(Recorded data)
• • • • •

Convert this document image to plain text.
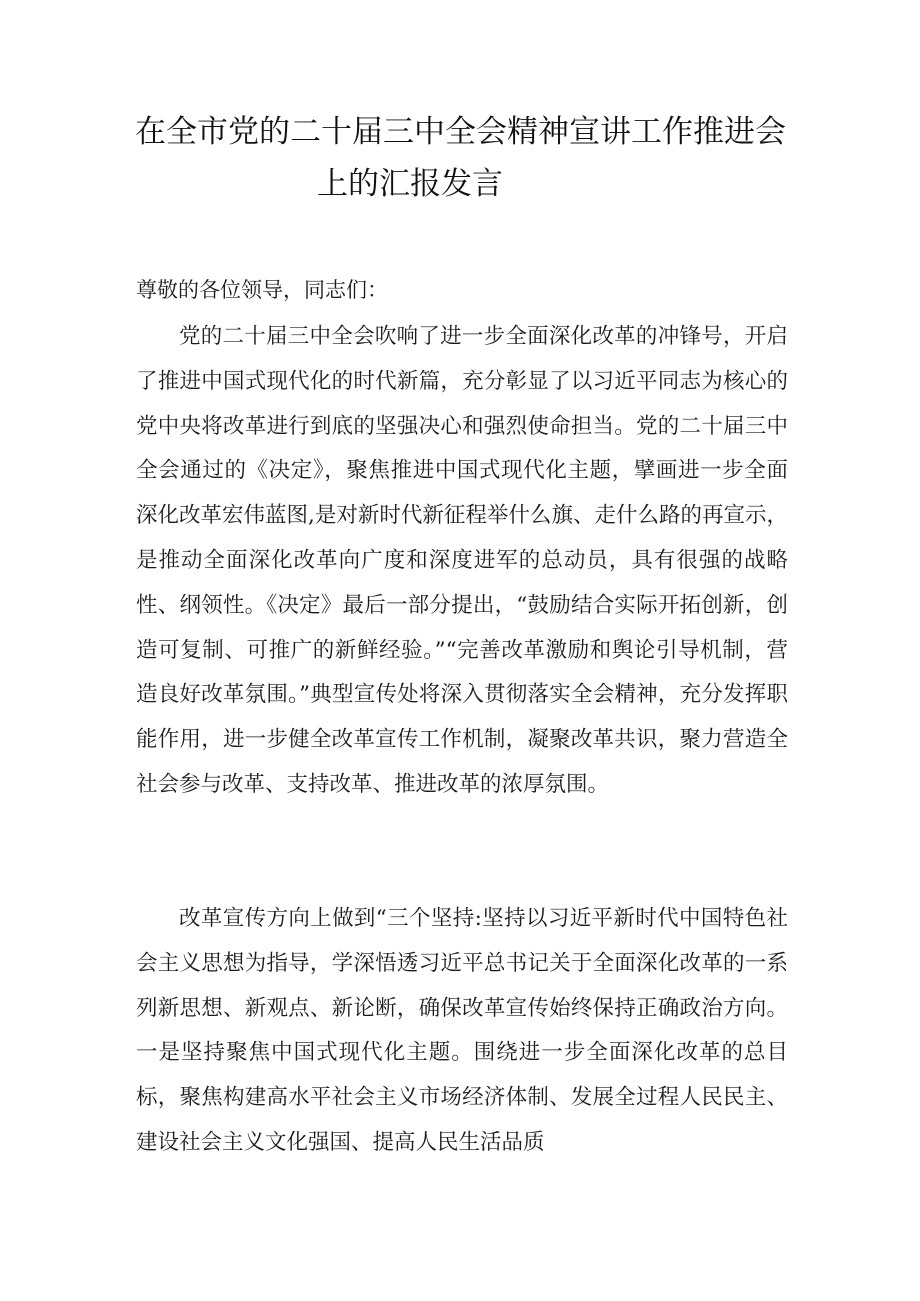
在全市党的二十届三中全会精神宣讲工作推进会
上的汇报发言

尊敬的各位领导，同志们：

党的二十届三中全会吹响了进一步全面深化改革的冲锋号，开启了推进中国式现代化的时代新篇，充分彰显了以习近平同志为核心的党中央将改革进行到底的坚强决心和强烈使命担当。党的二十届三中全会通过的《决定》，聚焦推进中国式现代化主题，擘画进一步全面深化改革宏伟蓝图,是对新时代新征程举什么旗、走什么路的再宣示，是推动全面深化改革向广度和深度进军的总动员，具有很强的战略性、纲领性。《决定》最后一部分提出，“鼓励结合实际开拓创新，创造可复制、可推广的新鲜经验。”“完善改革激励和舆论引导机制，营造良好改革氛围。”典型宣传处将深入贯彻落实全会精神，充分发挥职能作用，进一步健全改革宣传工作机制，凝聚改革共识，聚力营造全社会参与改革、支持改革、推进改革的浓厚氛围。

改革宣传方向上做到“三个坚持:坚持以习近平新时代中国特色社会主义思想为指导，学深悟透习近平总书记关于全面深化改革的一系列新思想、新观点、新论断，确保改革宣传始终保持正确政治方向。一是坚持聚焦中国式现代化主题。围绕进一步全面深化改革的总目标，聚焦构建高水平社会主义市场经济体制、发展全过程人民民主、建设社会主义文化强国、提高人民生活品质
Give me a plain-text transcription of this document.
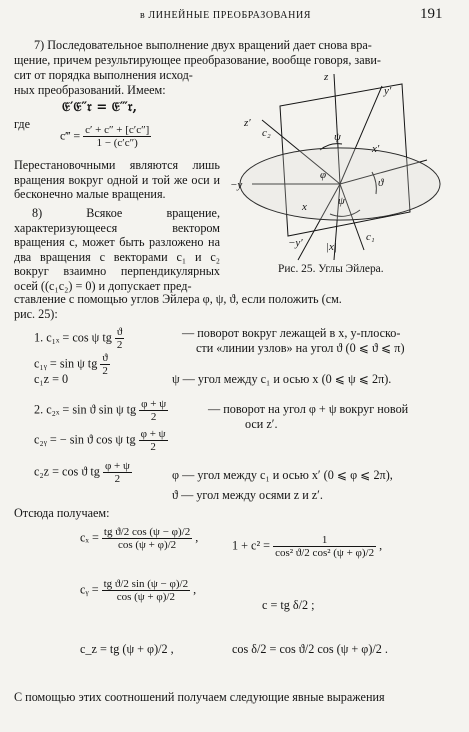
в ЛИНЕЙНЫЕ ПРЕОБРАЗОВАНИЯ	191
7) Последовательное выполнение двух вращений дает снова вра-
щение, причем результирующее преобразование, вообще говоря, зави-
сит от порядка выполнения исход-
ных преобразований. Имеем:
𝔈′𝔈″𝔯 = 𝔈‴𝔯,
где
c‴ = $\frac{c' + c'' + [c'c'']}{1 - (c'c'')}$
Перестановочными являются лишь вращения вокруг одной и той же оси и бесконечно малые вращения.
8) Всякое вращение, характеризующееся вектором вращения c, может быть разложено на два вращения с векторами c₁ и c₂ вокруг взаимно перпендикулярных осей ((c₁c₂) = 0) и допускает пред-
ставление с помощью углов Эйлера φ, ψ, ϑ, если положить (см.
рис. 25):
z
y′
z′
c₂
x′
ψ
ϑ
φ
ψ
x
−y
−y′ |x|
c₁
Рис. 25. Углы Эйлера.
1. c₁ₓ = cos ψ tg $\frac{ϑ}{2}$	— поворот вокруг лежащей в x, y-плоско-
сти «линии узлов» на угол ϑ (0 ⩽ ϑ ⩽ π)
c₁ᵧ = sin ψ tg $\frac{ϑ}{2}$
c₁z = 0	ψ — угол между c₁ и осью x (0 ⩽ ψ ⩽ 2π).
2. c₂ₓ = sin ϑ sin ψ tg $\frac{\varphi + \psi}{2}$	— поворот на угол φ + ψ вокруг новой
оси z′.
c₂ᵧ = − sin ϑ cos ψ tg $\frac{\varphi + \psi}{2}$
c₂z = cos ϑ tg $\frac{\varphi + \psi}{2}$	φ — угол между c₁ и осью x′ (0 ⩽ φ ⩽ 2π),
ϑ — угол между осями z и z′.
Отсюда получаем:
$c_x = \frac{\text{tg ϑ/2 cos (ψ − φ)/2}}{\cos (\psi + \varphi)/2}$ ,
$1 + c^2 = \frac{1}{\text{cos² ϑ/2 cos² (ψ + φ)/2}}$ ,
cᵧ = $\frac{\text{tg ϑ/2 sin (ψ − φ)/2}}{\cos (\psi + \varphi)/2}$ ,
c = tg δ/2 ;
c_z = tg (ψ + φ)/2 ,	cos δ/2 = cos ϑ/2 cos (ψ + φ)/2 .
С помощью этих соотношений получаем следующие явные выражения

• • • • •

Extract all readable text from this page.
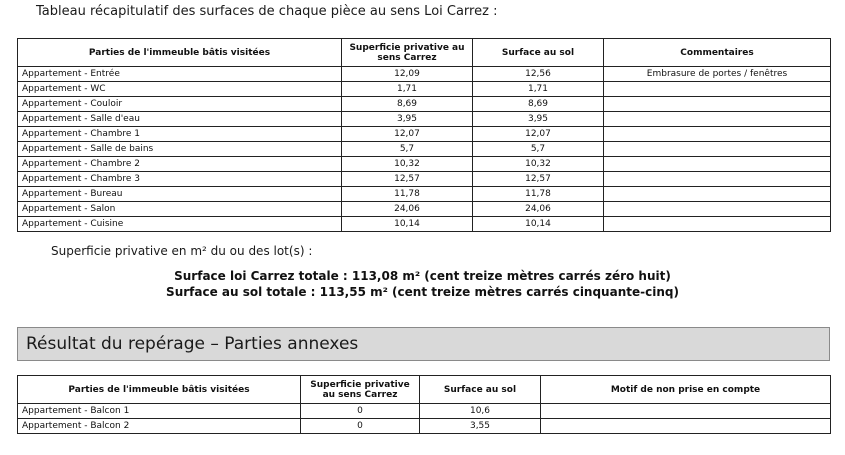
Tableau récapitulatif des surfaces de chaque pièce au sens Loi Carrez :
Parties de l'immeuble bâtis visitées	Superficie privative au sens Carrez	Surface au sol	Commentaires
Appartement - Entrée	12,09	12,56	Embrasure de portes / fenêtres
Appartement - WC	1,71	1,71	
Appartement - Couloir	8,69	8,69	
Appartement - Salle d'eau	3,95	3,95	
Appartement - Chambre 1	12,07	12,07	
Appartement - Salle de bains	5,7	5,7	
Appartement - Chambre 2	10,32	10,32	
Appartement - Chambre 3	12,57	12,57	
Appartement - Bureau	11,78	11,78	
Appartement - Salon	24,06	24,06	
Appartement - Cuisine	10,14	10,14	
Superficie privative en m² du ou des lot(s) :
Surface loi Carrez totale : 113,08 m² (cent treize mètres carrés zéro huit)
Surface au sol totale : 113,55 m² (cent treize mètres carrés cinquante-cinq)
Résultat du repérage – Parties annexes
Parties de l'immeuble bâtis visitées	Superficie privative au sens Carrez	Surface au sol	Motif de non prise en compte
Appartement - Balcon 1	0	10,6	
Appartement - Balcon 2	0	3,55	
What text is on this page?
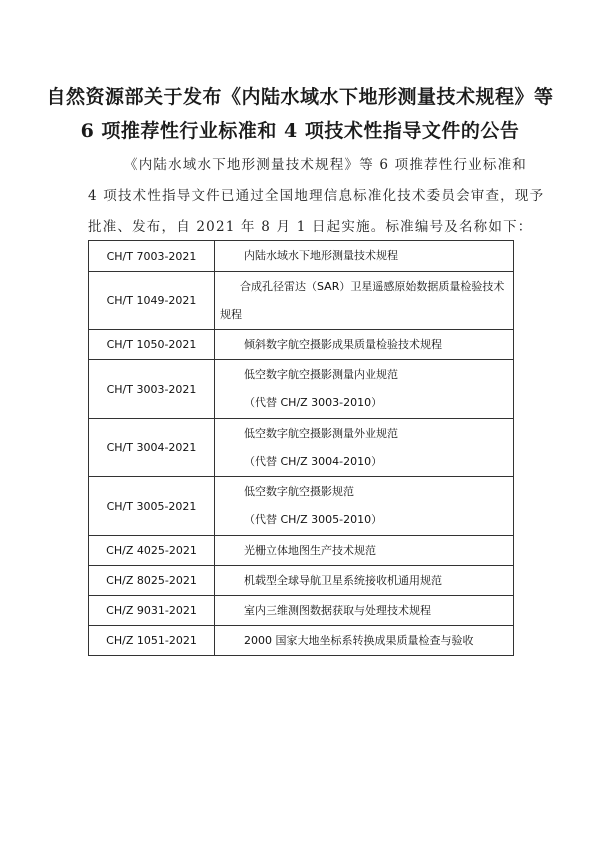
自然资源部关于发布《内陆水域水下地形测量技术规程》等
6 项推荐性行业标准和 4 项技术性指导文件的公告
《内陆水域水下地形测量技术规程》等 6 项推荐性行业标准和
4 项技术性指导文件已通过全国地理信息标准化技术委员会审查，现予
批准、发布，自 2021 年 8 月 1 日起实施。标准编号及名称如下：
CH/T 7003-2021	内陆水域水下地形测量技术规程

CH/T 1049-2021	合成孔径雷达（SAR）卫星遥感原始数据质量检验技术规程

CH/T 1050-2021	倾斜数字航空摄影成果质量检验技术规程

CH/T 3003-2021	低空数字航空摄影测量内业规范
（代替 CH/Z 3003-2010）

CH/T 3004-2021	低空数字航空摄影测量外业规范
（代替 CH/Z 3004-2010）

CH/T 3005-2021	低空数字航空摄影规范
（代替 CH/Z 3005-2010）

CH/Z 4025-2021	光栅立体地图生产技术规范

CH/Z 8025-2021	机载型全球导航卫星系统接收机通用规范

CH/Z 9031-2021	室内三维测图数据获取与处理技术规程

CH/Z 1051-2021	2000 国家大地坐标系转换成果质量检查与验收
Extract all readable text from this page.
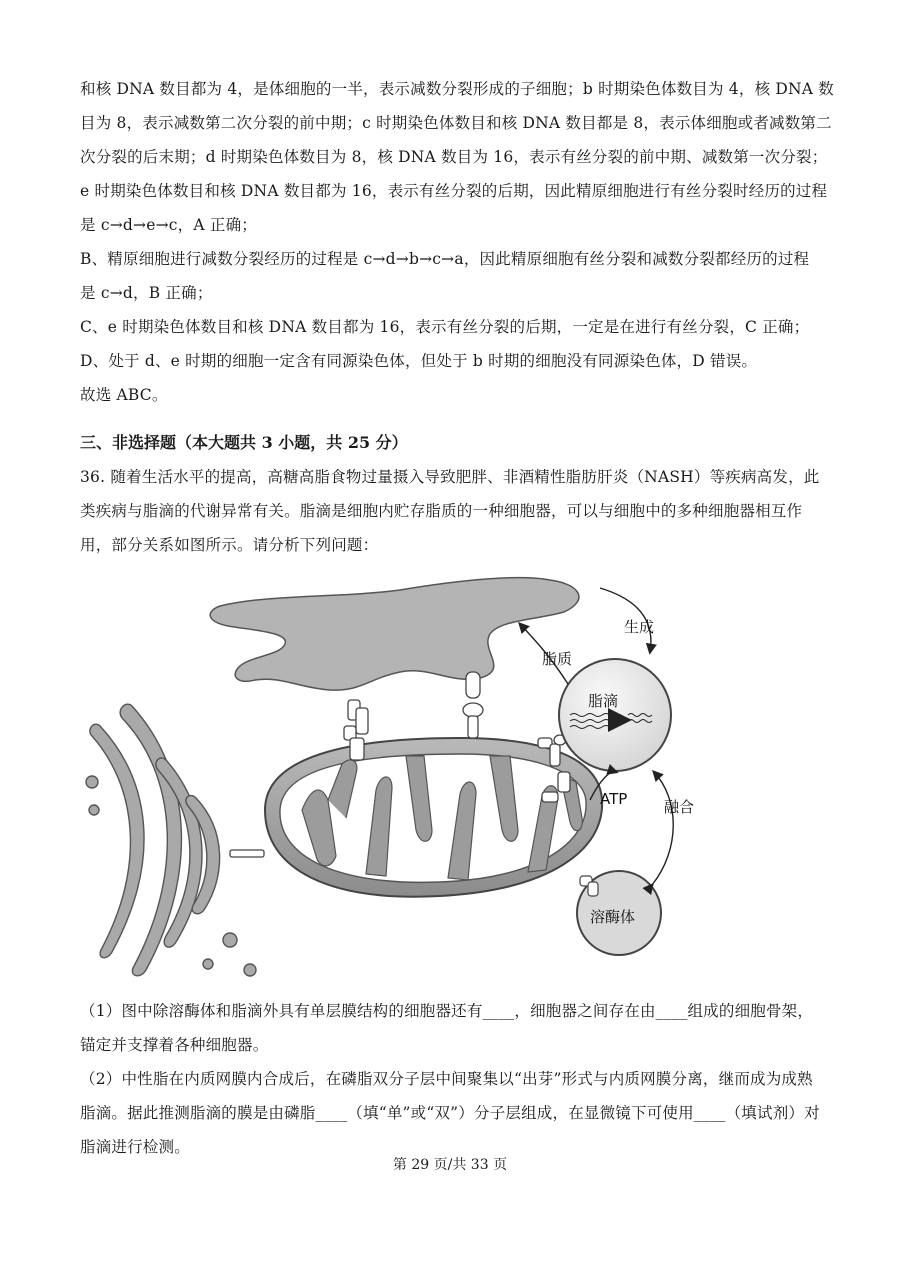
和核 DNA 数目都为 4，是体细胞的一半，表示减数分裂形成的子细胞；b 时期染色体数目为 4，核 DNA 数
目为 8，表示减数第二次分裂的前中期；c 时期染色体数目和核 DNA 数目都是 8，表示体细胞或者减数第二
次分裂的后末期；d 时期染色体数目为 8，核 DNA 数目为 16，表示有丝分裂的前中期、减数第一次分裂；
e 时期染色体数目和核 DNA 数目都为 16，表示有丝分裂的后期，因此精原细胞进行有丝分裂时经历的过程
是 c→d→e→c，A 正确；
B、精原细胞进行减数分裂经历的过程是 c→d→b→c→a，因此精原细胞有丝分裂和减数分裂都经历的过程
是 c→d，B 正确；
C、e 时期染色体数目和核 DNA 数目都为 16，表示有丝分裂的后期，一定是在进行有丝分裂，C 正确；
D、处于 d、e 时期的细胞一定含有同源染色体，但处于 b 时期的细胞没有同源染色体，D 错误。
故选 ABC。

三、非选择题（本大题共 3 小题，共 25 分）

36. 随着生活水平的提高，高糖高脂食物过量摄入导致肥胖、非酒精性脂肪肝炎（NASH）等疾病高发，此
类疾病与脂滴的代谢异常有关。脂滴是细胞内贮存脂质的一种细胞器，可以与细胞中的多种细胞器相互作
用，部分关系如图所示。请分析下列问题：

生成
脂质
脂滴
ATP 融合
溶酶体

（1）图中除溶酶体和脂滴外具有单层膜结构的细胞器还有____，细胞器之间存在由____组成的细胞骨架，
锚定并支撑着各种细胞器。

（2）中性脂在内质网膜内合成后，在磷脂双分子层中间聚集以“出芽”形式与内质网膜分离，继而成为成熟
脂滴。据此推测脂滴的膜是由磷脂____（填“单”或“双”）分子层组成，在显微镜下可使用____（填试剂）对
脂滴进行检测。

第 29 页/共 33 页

• • • • •

WHAT IS NEEDED:
Pick out all the lines with the word "поворот" in them and copy them.

FINISHED ANSWER:
1. c₁ₓ = cos ψ tg $\frac{ϑ}{2}$	— поворот вокруг лежащей в x, y-плоско-
2. c₂ₓ = sin ϑ sin ψ tg $\frac{\varphi + \psi}{2}$	— поворот на угол φ + ψ вокруг новой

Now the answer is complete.